**PROBLEM TO SOLVE**
Repeat the material below exactly, line for line.

**Records from a dataset**
==========
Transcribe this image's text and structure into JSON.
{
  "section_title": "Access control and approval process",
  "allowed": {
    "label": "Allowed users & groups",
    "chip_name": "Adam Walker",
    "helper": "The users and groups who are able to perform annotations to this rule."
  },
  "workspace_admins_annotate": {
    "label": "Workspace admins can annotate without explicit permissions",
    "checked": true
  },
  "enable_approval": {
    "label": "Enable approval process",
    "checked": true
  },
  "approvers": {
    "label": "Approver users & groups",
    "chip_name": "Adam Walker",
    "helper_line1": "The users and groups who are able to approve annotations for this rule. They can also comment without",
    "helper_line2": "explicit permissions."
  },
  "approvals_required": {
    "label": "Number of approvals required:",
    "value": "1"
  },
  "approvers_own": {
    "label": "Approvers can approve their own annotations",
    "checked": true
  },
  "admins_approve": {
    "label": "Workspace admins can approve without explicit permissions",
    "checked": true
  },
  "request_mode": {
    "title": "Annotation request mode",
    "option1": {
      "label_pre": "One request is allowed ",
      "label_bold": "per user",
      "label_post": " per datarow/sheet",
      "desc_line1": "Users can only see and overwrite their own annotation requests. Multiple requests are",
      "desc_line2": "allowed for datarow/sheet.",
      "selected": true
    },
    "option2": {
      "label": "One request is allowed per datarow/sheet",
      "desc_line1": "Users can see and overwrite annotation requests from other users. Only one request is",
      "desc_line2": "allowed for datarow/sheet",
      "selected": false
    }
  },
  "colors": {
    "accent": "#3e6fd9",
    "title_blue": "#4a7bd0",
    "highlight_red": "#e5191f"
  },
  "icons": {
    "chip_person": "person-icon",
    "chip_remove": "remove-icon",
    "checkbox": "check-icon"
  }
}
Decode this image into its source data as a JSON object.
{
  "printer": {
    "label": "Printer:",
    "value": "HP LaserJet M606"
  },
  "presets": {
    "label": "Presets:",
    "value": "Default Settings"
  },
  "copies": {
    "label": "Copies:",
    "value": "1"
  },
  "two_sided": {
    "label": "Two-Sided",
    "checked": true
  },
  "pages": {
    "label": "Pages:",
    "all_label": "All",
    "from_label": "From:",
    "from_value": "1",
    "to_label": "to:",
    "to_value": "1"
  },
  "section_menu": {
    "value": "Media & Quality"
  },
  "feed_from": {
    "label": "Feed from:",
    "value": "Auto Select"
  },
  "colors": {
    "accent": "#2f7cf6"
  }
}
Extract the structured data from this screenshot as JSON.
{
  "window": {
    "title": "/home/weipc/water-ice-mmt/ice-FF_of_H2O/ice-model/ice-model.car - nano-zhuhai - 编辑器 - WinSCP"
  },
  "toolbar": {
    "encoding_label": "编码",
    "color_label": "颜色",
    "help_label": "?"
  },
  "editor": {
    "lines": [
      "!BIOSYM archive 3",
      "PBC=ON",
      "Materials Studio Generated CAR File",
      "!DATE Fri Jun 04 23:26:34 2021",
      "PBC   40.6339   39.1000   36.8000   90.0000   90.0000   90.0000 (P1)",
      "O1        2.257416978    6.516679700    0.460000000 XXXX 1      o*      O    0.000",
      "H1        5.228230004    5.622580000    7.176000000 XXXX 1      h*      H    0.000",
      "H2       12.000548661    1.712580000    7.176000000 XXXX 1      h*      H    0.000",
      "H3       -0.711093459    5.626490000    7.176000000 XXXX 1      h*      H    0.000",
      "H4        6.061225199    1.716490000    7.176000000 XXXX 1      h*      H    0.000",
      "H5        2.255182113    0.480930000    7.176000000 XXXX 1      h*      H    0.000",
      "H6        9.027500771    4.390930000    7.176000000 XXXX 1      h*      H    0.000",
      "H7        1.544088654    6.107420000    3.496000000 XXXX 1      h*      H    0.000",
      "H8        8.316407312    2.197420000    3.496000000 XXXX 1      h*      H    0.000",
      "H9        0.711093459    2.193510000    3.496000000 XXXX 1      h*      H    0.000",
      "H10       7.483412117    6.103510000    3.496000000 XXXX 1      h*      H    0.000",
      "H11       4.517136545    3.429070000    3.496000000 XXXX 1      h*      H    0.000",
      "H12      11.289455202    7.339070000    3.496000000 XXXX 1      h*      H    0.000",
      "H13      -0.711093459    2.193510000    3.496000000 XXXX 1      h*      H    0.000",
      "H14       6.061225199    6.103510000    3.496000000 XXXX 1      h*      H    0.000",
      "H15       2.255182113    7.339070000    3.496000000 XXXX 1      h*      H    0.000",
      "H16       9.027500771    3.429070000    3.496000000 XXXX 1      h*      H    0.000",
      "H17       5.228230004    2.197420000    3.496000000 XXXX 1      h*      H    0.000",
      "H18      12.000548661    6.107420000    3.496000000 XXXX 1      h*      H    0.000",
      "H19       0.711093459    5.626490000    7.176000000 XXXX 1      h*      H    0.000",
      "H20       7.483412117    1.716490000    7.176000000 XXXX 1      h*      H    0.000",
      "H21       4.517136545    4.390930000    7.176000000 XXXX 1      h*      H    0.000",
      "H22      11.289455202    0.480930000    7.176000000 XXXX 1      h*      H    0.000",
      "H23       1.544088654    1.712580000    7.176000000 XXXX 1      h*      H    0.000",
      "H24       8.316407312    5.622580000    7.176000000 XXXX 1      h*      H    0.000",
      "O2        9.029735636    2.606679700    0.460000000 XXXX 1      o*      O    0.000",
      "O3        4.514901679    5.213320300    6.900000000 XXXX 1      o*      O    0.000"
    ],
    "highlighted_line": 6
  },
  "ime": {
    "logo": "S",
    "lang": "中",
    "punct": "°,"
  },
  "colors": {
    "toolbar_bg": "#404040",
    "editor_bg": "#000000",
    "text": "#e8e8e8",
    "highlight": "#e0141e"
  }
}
==========
**COMPLETE OUTPUT**
Transcribe this image's text and structure into JSON.
{
  "section_title": "Access control and approval process",
  "allowed": {
    "label": "Allowed users & groups",
    "chip_name": "Adam Walker",
    "helper": "The users and groups who are able to perform annotations to this rule."
  },
  "workspace_admins_annotate": {
    "label": "Workspace admins can annotate without explicit permissions",
    "checked": true
  },
  "enable_approval": {
    "label": "Enable approval process",
    "checked": true
  },
  "approvers": {
    "label": "Approver users & groups",
    "chip_name": "Adam Walker",
    "helper_line1": "The users and groups who are able to approve annotations for this rule. They can also comment without",
    "helper_line2": "explicit permissions."
  },
  "approvals_required": {
    "label": "Number of approvals required:",
    "value": "1"
  },
  "approvers_own": {
    "label": "Approvers can approve their own annotations",
    "checked": true
  },
  "admins_approve": {
    "label": "Workspace admins can approve without explicit permissions",
    "checked": true
  },
  "request_mode": {
    "title": "Annotation request mode",
    "option1": {
      "label_pre": "One request is allowed ",
      "label_bold": "per user",
      "label_post": " per datarow/sheet",
      "desc_line1": "Users can only see and overwrite their own annotation requests. Multiple requests are",
      "desc_line2": "allowed for datarow/sheet.",
      "selected": true
    },
    "option2": {
      "label": "One request is allowed per datarow/sheet",
      "desc_line1": "Users can see and overwrite annotation requests from other users. Only one request is",
      "desc_line2": "allowed for datarow/sheet",
      "selected": false
    }
  },
  "colors": {
    "accent": "#3e6fd9",
    "title_blue": "#4a7bd0",
    "highlight_red": "#e5191f"
  },
  "icons": {
    "chip_person": "person-icon",
    "chip_remove": "remove-icon",
    "checkbox": "check-icon"
  }
}
Decode this image into its source data as a JSON object.
{
  "printer": {
    "label": "Printer:",
    "value": "HP LaserJet M606"
  },
  "presets": {
    "label": "Presets:",
    "value": "Default Settings"
  },
  "copies": {
    "label": "Copies:",
    "value": "1"
  },
  "two_sided": {
    "label": "Two-Sided",
    "checked": true
  },
  "pages": {
    "label": "Pages:",
    "all_label": "All",
    "from_label": "From:",
    "from_value": "1",
    "to_label": "to:",
    "to_value": "1"
  },
  "section_menu": {
    "value": "Media & Quality"
  },
  "feed_from": {
    "label": "Feed from:",
    "value": "Auto Select"
  },
  "colors": {
    "accent": "#2f7cf6"
  }
}
Extract the structured data from this screenshot as JSON.
{
  "window": {
    "title": "/home/weipc/water-ice-mmt/ice-FF_of_H2O/ice-model/ice-model.car - nano-zhuhai - 编辑器 - WinSCP"
  },
  "toolbar": {
    "encoding_label": "编码",
    "color_label": "颜色",
    "help_label": "?"
  },
  "editor": {
    "lines": [
      "!BIOSYM archive 3",
      "PBC=ON",
      "Materials Studio Generated CAR File",
      "!DATE Fri Jun 04 23:26:34 2021",
      "PBC   40.6339   39.1000   36.8000   90.0000   90.0000   90.0000 (P1)",
      "O1        2.257416978    6.516679700    0.460000000 XXXX 1      o*      O    0.000",
      "H1        5.228230004    5.622580000    7.176000000 XXXX 1      h*      H    0.000",
      "H2       12.000548661    1.712580000    7.176000000 XXXX 1      h*      H    0.000",
      "H3       -0.711093459    5.626490000    7.176000000 XXXX 1      h*      H    0.000",
      "H4        6.061225199    1.716490000    7.176000000 XXXX 1      h*      H    0.000",
      "H5        2.255182113    0.480930000    7.176000000 XXXX 1      h*      H    0.000",
      "H6        9.027500771    4.390930000    7.176000000 XXXX 1      h*      H    0.000",
      "H7        1.544088654    6.107420000    3.496000000 XXXX 1      h*      H    0.000",
      "H8        8.316407312    2.197420000    3.496000000 XXXX 1      h*      H    0.000",
      "H9        0.711093459    2.193510000    3.496000000 XXXX 1      h*      H    0.000",
      "H10       7.483412117    6.103510000    3.496000000 XXXX 1      h*      H    0.000",
      "H11       4.517136545    3.429070000    3.496000000 XXXX 1      h*      H    0.000",
      "H12      11.289455202    7.339070000    3.496000000 XXXX 1      h*      H    0.000",
      "H13      -0.711093459    2.193510000    3.496000000 XXXX 1      h*      H    0.000",
      "H14       6.061225199    6.103510000    3.496000000 XXXX 1      h*      H    0.000",
      "H15       2.255182113    7.339070000    3.496000000 XXXX 1      h*      H    0.000",
      "H16       9.027500771    3.429070000    3.496000000 XXXX 1      h*      H    0.000",
      "H17       5.228230004    2.197420000    3.496000000 XXXX 1      h*      H    0.000",
      "H18      12.000548661    6.107420000    3.496000000 XXXX 1      h*      H    0.000",
      "H19       0.711093459    5.626490000    7.176000000 XXXX 1      h*      H    0.000",
      "H20       7.483412117    1.716490000    7.176000000 XXXX 1      h*      H    0.000",
      "H21       4.517136545    4.390930000    7.176000000 XXXX 1      h*      H    0.000",
      "H22      11.289455202    0.480930000    7.176000000 XXXX 1      h*      H    0.000",
      "H23       1.544088654    1.712580000    7.176000000 XXXX 1      h*      H    0.000",
      "H24       8.316407312    5.622580000    7.176000000 XXXX 1      h*      H    0.000",
      "O2        9.029735636    2.606679700    0.460000000 XXXX 1      o*      O    0.000",
      "O3        4.514901679    5.213320300    6.900000000 XXXX 1      o*      O    0.000"
    ],
    "highlighted_line": 6
  },
  "ime": {
    "logo": "S",
    "lang": "中",
    "punct": "°,"
  },
  "colors": {
    "toolbar_bg": "#404040",
    "editor_bg": "#000000",
    "text": "#e8e8e8",
    "highlight": "#e0141e"
  }
}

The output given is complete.